(Exercise requirements) Present each line of the entries below that holds the word "règles".

(Data for processing)
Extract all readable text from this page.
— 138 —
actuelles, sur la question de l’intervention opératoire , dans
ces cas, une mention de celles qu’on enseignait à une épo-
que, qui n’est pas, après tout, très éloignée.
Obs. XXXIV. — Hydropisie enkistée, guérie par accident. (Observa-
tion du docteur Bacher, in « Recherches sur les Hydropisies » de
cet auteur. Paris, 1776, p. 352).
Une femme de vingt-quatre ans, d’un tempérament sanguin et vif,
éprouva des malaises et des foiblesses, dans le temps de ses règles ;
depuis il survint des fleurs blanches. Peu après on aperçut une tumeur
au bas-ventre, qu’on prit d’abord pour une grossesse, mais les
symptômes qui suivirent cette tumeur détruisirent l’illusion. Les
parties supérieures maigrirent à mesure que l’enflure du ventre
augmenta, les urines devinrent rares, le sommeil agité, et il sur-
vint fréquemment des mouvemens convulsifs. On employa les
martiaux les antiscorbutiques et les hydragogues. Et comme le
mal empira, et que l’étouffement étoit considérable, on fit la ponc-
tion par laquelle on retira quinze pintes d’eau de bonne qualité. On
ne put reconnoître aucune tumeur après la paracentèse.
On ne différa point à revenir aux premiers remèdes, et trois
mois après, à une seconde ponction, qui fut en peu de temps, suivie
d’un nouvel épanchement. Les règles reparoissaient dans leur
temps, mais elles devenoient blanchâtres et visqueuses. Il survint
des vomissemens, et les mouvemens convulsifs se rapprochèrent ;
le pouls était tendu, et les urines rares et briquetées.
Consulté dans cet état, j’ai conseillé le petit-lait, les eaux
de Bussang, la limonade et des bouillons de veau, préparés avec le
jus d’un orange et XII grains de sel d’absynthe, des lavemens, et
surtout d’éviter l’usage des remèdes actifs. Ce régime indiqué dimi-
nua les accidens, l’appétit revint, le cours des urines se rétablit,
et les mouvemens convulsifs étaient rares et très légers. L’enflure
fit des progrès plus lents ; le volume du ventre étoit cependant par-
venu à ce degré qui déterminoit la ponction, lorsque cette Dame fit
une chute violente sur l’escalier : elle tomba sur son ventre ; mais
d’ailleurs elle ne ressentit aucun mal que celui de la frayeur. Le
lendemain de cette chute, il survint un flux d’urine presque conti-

(Solved exercise)
éprouva des malaises et des foiblesses, dans le temps de ses règles ;
d’un nouvel épanchement. Les règles reparoissaient dans leur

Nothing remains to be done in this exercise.